Торчим в замке уже неделю, а денег нет и нет. Звонит из Москвы Юра Рашкин, наш режиссер: «Деньги пока не перевели, но я не могу здесь сидеть, я должен работать». На кой черт он здесь нужен? Но ему тоже хочется во Францию. Объявляет: «Я еду». Я ему: «Если ты приедешь, я тебя убью. Более того, я тебя даже встречать не буду! Вышел из самолета — иди куда хочешь! Без бабок сюда не приезжай». В этот момент на цыпочках, чтобы не мешать нашему разговору, мимо проскальзывает принцесса с цветочком в вазоне: «Несу в комнату вашего режиссера, он же завтра приезжает». Наверное, думает, он бабки привезет. Черта с два привезет. Мы сидим, пишемся «за так». Непонятно, почему нас не выгонят на все четыре стороны, давно пора платить за студию. Ответ у нас на немой вопрос один: «Режиссер подъедет и деньги привезет».

> [ИСХОДНЫЕ ЗАПИСИ]:
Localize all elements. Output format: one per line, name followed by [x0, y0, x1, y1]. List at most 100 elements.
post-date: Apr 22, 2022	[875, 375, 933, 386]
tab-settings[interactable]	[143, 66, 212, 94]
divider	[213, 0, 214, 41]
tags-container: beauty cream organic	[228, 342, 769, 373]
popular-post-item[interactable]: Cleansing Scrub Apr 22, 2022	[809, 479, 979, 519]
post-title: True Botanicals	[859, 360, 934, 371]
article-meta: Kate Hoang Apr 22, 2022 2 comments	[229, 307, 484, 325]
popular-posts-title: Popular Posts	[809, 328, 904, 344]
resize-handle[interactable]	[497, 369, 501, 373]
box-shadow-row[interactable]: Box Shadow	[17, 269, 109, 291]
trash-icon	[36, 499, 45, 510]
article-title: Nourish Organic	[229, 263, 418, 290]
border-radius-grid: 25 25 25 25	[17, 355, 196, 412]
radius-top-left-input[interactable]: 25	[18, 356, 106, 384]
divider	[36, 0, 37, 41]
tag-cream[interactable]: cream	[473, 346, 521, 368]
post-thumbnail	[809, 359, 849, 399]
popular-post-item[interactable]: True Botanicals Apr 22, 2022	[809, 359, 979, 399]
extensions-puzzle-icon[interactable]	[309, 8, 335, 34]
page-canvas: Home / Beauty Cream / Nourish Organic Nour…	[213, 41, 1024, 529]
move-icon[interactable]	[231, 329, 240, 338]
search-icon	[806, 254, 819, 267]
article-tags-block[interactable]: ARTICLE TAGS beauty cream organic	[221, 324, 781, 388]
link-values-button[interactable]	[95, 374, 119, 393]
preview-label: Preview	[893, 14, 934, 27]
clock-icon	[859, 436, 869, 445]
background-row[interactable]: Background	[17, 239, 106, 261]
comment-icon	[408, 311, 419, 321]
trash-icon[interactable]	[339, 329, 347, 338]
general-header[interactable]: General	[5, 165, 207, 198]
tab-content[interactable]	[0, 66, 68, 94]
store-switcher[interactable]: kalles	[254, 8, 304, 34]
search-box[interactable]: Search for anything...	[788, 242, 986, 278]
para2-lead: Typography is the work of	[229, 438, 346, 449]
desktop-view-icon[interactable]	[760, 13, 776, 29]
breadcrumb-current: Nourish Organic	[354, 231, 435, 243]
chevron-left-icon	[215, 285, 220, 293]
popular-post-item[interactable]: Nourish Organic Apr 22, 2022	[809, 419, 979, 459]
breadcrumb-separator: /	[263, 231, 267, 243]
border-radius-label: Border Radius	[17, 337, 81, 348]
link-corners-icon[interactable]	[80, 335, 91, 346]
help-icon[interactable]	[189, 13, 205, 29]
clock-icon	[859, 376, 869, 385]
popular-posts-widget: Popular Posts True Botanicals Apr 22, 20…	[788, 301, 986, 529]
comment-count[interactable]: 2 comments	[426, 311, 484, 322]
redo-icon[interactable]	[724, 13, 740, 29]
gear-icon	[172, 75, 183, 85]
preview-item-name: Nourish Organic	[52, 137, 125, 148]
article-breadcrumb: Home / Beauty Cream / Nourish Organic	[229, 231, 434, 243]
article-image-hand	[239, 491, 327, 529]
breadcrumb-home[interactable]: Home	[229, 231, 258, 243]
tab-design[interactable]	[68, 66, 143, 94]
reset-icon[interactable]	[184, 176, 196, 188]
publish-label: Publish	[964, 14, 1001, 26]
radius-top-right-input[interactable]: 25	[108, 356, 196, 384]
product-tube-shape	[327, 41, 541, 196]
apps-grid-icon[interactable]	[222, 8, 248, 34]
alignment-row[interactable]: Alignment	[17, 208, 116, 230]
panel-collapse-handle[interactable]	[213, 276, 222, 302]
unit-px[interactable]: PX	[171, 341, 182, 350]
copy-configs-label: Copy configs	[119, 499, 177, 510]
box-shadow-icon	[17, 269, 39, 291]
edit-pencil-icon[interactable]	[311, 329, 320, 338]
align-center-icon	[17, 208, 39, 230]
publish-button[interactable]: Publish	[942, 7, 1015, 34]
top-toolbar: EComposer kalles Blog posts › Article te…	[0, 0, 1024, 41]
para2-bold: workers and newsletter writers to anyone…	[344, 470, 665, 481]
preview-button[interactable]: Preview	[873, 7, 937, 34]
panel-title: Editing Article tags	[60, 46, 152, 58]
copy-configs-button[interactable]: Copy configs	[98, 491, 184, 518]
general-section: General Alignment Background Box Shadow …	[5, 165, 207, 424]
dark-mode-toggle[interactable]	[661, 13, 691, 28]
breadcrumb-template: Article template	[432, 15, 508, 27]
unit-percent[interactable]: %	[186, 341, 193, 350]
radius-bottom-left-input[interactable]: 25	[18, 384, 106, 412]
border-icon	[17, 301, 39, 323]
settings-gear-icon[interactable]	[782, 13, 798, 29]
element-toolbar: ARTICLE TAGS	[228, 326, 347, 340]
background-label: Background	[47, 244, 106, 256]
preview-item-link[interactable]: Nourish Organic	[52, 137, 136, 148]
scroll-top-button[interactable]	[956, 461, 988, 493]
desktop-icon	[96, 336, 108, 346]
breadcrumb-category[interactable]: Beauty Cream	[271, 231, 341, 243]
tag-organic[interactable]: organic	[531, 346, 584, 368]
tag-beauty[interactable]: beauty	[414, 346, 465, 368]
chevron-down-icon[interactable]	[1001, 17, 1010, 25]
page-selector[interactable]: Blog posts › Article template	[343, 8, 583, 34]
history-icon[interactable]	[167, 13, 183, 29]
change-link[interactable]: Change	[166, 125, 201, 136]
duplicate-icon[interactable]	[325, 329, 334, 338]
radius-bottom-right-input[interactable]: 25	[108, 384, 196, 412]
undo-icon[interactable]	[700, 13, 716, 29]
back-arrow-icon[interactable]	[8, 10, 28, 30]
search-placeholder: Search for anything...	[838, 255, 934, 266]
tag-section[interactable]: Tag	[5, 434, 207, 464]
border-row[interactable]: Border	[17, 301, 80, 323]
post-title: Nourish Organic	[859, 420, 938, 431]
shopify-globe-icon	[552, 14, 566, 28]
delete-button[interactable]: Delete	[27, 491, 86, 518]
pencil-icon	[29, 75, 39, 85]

> [ЗАДАНИЯ]:
A. Почему, судя по фрагменту текста, принцесса несет цветок в вазоне в комнату режиссера?
B. Откуда звонит Юра Рашкин во фрагменте текста?
C. Продолжите фрагмент текста с места, где он обрывается.

> [ОТВЕТЫ]:
A. Она несет цветок в комнату режиссера, потому что, по ее словам, он завтра приезжает.

B. Из Москвы.

C.
Наконец Юра приехал. Привез. Принцесса на радостях: «Коля, вы что хотите?» Я: «Кофе». «Володя, вы что?» — «Чай». «Юра?» Режиссер: «Вен руж» — то бишь красное вино. И на этом подъеме он неплохо, сука, навинружился. Мы ему объясняем: «Юра, видишь вон табличка, на ней написано, что это замок старинный, здесь вроде современный туалет, но не для всего пригоден. Смотри, нарисовано: вату, прокладки не бросать, а написано, что сюда можно только мочиться, а по-крупному нельзя». И он первые дней пять с утра проскальзывал куда-то за ограду, в лопухи.
С приездом режиссера выясняется ненужность поэта. На кой он приехал, он же все давно написал. Должен был дописать какой-то кусочек? Дописал. Свободен.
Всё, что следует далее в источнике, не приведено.